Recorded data

● ● ● ● ● ● ●

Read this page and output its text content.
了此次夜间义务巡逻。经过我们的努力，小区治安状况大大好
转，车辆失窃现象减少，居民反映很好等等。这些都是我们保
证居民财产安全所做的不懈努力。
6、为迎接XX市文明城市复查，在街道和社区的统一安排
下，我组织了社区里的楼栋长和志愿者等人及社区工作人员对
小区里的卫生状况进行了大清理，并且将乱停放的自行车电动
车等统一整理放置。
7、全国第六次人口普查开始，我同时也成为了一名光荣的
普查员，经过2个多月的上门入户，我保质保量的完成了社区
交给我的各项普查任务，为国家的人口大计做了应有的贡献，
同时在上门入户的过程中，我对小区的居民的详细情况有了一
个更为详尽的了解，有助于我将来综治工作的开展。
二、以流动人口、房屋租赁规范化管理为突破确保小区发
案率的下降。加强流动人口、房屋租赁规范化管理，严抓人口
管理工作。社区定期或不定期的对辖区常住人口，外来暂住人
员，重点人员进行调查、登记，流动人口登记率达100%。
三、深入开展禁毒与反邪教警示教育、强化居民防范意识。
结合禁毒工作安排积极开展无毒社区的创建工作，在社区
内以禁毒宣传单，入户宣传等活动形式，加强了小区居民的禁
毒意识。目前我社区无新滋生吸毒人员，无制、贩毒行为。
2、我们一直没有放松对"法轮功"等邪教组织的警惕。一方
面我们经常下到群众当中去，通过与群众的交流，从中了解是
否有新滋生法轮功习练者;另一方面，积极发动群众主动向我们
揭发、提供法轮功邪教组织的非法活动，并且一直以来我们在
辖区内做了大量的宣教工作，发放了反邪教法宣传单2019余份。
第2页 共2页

● ● ● ● ● ● ●

Extract all the entries word for word.

Read this page and output its text content.
了此次夜间义务巡逻。经过我们的努力，小区治安状况大大好
转，车辆失窃现象减少，居民反映很好等等。这些都是我们保
证居民财产安全所做的不懈努力。
6、为迎接XX市文明城市复查，在街道和社区的统一安排
下，我组织了社区里的楼栋长和志愿者等人及社区工作人员对
小区里的卫生状况进行了大清理，并且将乱停放的自行车电动
车等统一整理放置。
7、全国第六次人口普查开始，我同时也成为了一名光荣的
普查员，经过2个多月的上门入户，我保质保量的完成了社区
交给我的各项普查任务，为国家的人口大计做了应有的贡献，
同时在上门入户的过程中，我对小区的居民的详细情况有了一
个更为详尽的了解，有助于我将来综治工作的开展。
二、以流动人口、房屋租赁规范化管理为突破确保小区发
案率的下降。加强流动人口、房屋租赁规范化管理，严抓人口
管理工作。社区定期或不定期的对辖区常住人口，外来暂住人
员，重点人员进行调查、登记，流动人口登记率达100%。
三、深入开展禁毒与反邪教警示教育、强化居民防范意识。
结合禁毒工作安排积极开展无毒社区的创建工作，在社区
内以禁毒宣传单，入户宣传等活动形式，加强了小区居民的禁
毒意识。目前我社区无新滋生吸毒人员，无制、贩毒行为。
2、我们一直没有放松对"法轮功"等邪教组织的警惕。一方
面我们经常下到群众当中去，通过与群众的交流，从中了解是
否有新滋生法轮功习练者;另一方面，积极发动群众主动向我们
揭发、提供法轮功邪教组织的非法活动，并且一直以来我们在
辖区内做了大量的宣教工作，发放了反邪教法宣传单2019余份。
第2页 共2页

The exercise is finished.